--- start of Source records ---

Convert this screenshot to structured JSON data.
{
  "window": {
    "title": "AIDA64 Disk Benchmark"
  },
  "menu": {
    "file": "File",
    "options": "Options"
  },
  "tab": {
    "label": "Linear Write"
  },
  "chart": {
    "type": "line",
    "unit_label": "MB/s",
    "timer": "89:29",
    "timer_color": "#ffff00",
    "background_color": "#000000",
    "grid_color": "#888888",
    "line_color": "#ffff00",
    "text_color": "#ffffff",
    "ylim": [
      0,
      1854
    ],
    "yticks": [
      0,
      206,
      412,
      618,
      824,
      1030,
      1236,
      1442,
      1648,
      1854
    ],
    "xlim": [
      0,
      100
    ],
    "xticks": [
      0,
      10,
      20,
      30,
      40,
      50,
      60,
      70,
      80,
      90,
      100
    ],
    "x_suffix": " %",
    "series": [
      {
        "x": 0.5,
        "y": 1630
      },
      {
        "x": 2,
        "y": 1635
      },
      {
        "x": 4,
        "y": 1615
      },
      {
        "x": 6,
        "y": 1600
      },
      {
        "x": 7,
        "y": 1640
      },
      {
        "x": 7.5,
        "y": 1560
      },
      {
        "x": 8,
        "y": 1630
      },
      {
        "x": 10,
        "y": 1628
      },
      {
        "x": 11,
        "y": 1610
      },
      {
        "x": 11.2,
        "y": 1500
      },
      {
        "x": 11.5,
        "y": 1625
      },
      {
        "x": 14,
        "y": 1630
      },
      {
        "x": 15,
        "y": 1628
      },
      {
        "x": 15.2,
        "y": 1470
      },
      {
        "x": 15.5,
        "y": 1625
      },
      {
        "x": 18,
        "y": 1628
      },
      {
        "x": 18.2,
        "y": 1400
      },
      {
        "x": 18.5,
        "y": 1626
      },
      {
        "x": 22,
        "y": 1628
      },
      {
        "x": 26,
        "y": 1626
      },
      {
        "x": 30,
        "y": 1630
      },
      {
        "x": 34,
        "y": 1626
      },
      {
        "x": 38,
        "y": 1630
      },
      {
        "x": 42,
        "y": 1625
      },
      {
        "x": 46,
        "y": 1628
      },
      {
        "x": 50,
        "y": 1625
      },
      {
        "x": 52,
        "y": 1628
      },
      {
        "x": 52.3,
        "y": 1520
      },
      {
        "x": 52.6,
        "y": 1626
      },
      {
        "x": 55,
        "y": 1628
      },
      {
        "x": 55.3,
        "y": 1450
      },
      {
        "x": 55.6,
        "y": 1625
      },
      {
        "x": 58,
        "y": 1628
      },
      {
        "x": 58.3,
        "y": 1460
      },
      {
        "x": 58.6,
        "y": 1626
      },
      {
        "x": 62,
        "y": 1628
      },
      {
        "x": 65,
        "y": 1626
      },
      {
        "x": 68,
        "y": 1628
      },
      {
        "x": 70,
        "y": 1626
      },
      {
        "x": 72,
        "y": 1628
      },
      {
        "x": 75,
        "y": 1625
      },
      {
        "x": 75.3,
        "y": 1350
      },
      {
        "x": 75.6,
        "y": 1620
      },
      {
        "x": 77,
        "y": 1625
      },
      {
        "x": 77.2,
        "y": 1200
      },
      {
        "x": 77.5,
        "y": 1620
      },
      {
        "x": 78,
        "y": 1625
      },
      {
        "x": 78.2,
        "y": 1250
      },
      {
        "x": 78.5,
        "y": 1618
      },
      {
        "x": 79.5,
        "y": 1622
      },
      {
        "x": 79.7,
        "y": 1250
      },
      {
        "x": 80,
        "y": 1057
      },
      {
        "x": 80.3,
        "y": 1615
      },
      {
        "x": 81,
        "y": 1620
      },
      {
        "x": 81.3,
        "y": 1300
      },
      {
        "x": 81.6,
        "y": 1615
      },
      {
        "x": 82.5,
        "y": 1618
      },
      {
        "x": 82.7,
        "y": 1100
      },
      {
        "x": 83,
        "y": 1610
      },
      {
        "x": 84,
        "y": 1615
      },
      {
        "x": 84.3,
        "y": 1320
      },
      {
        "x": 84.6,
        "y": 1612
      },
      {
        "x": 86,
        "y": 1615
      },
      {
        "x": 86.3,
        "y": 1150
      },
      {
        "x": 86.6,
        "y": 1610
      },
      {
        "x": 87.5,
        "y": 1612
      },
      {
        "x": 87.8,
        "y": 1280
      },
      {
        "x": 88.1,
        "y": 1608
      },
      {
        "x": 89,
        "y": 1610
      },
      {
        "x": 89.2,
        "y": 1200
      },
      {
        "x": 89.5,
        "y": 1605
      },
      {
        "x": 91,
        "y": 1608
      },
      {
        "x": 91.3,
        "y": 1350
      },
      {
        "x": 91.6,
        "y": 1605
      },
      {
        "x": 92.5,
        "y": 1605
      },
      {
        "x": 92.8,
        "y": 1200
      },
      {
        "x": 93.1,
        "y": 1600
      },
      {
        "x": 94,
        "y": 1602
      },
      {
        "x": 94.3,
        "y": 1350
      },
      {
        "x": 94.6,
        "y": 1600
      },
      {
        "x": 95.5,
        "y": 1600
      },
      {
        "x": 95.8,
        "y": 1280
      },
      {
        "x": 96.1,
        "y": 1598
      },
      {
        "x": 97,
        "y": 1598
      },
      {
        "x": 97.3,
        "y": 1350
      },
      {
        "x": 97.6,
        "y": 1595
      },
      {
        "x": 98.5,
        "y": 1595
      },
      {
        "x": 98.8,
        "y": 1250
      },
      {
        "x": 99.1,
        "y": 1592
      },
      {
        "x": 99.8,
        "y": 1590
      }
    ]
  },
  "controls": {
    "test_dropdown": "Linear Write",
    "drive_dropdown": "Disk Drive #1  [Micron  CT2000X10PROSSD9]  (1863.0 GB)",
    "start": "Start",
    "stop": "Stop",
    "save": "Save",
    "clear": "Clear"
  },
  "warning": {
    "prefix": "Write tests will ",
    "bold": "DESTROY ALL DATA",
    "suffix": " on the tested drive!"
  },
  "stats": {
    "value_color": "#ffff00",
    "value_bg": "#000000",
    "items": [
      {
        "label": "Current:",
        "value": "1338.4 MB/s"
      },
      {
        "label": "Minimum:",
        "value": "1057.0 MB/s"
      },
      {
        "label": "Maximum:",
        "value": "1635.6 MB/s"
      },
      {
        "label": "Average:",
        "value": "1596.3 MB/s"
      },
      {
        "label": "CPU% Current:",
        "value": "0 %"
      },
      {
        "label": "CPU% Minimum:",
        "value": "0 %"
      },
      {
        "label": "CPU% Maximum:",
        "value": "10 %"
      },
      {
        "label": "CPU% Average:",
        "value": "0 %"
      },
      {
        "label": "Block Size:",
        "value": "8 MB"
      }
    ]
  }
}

--- end of Source records ---

# [Exercise]
Return from the data every line that holds "Disk".

# [Written solution]
    "title": "AIDA64 Disk Benchmark"
    "drive_dropdown": "Disk Drive #1  [Micron  CT2000X10PROSSD9]  (1863.0 GB)",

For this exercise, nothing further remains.